(Work to be completed): Work out how many lines hold the string "text". Give that number and nothing more.

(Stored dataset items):
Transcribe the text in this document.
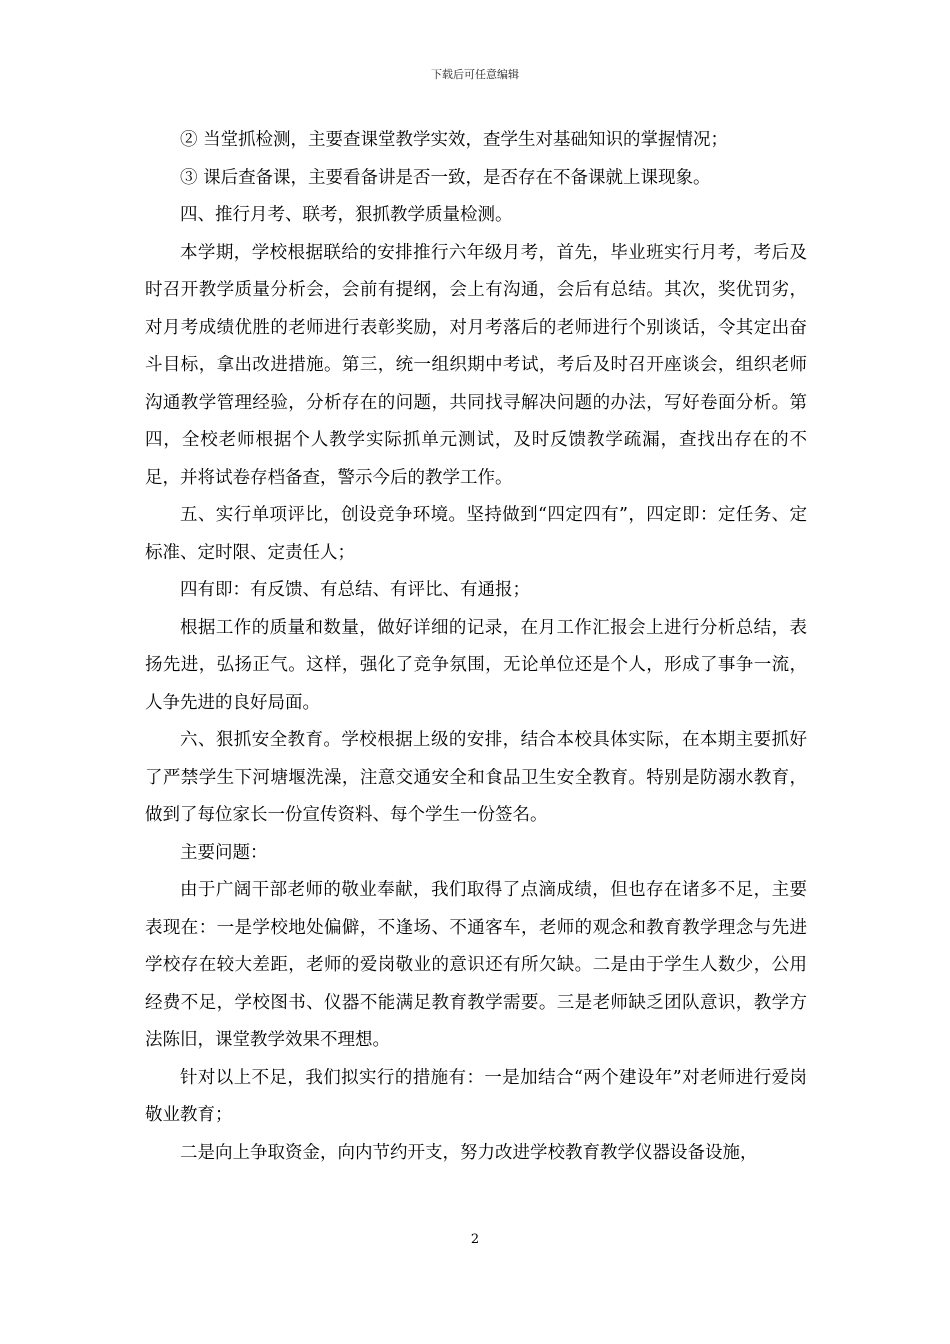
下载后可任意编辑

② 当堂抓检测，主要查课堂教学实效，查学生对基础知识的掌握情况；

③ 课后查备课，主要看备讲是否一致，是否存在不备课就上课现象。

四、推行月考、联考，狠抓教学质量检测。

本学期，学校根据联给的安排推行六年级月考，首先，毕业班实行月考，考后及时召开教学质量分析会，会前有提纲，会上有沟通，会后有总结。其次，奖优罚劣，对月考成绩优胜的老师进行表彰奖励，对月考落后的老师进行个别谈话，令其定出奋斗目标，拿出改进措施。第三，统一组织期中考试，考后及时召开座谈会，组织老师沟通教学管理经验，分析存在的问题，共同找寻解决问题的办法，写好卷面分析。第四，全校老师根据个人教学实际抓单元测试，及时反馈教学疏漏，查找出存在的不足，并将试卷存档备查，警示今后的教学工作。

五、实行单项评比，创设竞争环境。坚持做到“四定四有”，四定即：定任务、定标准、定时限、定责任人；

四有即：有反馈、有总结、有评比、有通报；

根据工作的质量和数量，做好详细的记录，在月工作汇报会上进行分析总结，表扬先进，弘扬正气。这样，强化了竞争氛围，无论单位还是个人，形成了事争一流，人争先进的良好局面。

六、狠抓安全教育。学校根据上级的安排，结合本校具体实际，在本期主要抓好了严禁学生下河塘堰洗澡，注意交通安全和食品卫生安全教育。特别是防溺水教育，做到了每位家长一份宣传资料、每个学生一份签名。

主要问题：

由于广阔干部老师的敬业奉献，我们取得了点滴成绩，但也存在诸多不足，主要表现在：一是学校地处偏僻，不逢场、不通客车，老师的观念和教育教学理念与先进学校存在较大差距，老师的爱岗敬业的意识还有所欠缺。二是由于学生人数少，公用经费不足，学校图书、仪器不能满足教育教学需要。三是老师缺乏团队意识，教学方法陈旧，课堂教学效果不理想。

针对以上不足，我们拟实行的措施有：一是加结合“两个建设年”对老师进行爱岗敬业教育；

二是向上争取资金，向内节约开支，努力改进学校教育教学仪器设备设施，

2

---

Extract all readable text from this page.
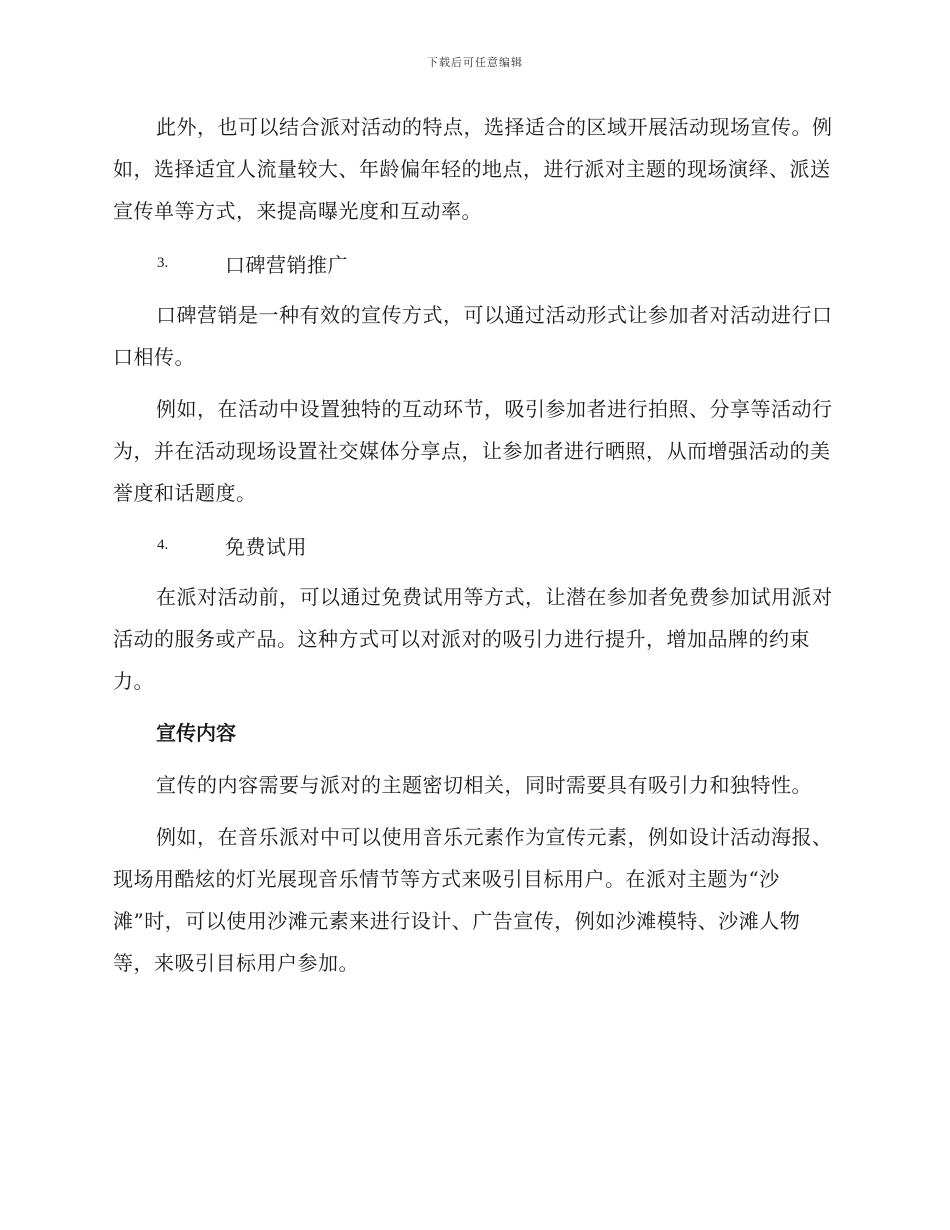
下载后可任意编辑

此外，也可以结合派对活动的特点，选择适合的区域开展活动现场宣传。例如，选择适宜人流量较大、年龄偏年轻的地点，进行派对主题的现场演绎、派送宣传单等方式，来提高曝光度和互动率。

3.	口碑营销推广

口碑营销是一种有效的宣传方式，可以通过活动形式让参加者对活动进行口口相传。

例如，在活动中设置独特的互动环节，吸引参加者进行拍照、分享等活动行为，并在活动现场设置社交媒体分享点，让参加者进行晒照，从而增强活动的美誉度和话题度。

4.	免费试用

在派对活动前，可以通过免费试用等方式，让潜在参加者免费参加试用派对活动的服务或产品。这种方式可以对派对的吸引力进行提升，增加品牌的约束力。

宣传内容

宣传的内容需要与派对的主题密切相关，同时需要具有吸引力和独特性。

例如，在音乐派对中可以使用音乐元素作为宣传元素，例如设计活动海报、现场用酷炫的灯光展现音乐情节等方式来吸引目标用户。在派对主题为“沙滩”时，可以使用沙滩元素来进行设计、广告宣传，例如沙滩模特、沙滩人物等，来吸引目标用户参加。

(Final result): 2